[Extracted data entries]
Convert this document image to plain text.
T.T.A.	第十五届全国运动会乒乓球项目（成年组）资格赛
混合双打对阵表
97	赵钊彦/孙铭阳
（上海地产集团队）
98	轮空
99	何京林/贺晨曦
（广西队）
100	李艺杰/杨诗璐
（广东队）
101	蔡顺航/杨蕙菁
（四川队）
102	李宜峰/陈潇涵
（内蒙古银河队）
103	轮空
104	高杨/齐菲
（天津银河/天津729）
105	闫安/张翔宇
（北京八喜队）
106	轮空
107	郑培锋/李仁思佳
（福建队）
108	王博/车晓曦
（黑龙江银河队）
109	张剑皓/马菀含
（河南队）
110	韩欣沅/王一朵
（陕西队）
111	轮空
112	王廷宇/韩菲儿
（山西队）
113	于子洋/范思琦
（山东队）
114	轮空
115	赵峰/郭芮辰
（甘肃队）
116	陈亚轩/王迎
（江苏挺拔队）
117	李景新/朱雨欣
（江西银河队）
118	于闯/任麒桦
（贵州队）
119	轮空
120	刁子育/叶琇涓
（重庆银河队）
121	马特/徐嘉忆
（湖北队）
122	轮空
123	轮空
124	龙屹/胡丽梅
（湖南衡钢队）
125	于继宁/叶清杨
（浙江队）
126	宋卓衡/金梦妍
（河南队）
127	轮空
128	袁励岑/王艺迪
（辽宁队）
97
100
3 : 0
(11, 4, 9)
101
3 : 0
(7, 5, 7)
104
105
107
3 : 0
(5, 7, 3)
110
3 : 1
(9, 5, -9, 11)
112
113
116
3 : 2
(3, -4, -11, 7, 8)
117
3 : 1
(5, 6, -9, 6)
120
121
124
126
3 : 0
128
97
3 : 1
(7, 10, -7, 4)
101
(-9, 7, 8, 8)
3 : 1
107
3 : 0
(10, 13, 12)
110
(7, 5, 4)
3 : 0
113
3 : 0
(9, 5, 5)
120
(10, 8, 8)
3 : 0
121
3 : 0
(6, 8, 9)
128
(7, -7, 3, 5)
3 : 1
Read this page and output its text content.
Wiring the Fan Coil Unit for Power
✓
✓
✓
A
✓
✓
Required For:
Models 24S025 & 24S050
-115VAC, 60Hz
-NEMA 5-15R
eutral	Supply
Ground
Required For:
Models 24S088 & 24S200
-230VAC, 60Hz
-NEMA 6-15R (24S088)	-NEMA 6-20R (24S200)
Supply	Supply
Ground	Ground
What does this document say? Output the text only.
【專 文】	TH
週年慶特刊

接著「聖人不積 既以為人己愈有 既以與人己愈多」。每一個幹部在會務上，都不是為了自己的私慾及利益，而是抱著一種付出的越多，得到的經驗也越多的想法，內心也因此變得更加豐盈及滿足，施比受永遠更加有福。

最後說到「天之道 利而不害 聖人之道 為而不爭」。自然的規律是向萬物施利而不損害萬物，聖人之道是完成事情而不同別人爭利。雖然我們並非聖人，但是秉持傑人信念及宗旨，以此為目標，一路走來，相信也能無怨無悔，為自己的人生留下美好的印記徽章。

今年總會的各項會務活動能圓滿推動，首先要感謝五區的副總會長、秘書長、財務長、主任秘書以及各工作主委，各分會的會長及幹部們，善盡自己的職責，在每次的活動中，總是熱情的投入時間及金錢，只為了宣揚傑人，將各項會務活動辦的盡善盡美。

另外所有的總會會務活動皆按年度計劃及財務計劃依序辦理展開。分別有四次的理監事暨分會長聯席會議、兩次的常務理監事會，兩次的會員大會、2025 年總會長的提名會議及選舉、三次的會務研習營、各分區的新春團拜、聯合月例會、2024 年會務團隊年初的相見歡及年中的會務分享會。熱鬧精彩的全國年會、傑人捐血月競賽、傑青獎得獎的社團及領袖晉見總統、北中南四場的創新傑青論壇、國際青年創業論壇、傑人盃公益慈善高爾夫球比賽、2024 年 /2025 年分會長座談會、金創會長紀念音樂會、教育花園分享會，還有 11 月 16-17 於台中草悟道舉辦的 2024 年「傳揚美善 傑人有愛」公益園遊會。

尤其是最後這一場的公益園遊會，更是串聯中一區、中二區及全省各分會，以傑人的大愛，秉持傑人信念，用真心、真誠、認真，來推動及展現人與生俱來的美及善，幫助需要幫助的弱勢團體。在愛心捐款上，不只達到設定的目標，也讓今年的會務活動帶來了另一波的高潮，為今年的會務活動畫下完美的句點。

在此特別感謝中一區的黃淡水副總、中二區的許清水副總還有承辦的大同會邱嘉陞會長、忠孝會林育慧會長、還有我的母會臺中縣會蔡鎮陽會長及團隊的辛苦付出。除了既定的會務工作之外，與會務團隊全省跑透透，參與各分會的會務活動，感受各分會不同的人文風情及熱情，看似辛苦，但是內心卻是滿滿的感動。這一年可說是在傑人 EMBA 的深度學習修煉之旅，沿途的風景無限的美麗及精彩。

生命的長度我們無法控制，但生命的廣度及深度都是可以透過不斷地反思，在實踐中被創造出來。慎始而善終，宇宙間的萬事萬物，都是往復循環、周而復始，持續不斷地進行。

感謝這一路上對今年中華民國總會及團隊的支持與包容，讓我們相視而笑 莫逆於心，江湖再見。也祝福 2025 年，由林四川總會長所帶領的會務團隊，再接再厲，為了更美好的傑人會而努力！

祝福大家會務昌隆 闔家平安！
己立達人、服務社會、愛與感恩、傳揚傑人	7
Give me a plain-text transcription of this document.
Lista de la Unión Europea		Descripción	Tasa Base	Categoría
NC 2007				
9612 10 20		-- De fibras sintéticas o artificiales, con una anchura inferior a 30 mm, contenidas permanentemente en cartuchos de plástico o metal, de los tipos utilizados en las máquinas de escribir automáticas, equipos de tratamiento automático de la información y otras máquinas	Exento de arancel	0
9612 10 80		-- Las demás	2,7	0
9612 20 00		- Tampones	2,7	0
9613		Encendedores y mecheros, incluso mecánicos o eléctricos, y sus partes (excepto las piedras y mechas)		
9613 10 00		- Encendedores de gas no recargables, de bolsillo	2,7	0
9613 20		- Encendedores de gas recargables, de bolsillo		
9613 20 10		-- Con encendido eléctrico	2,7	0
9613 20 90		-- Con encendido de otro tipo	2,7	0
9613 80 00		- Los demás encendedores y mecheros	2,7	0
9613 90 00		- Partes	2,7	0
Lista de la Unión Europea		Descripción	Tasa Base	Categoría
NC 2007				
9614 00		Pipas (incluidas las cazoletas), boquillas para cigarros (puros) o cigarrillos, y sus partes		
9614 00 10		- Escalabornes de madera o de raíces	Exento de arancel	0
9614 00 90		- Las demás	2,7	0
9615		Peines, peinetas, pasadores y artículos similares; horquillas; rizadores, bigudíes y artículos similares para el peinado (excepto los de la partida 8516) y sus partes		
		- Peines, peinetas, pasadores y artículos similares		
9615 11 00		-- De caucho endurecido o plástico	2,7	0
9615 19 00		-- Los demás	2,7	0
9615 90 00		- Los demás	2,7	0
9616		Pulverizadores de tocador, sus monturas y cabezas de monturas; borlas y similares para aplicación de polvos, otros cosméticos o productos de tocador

WHAT IS EXPECTED – Repeat exactly, and only, the lines from the one containing "Give me a plain-text" through the end of the material.

RESULT OF THIS EXERCISE –
Give me a plain-text transcription of this document.
Lista de la Unión Europea		Descripción	Tasa Base	Categoría
NC 2007				
9612 10 20		-- De fibras sintéticas o artificiales, con una anchura inferior a 30 mm, contenidas permanentemente en cartuchos de plástico o metal, de los tipos utilizados en las máquinas de escribir automáticas, equipos de tratamiento automático de la información y otras máquinas	Exento de arancel	0
9612 10 80		-- Las demás	2,7	0
9612 20 00		- Tampones	2,7	0
9613		Encendedores y mecheros, incluso mecánicos o eléctricos, y sus partes (excepto las piedras y mechas)		
9613 10 00		- Encendedores de gas no recargables, de bolsillo	2,7	0
9613 20		- Encendedores de gas recargables, de bolsillo		
9613 20 10		-- Con encendido eléctrico	2,7	0
9613 20 90		-- Con encendido de otro tipo	2,7	0
9613 80 00		- Los demás encendedores y mecheros	2,7	0
9613 90 00		- Partes	2,7	0
Lista de la Unión Europea		Descripción	Tasa Base	Categoría
NC 2007				
9614 00		Pipas (incluidas las cazoletas), boquillas para cigarros (puros) o cigarrillos, y sus partes		
9614 00 10		- Escalabornes de madera o de raíces	Exento de arancel	0
9614 00 90		- Las demás	2,7	0
9615		Peines, peinetas, pasadores y artículos similares; horquillas; rizadores, bigudíes y artículos similares para el peinado (excepto los de la partida 8516) y sus partes		
		- Peines, peinetas, pasadores y artículos similares		
9615 11 00		-- De caucho endurecido o plástico	2,7	0
9615 19 00		-- Los demás	2,7	0
9615 90 00		- Los demás	2,7	0
9616		Pulverizadores de tocador, sus monturas y cabezas de monturas; borlas y similares para aplicación de polvos, otros cosméticos o productos de tocador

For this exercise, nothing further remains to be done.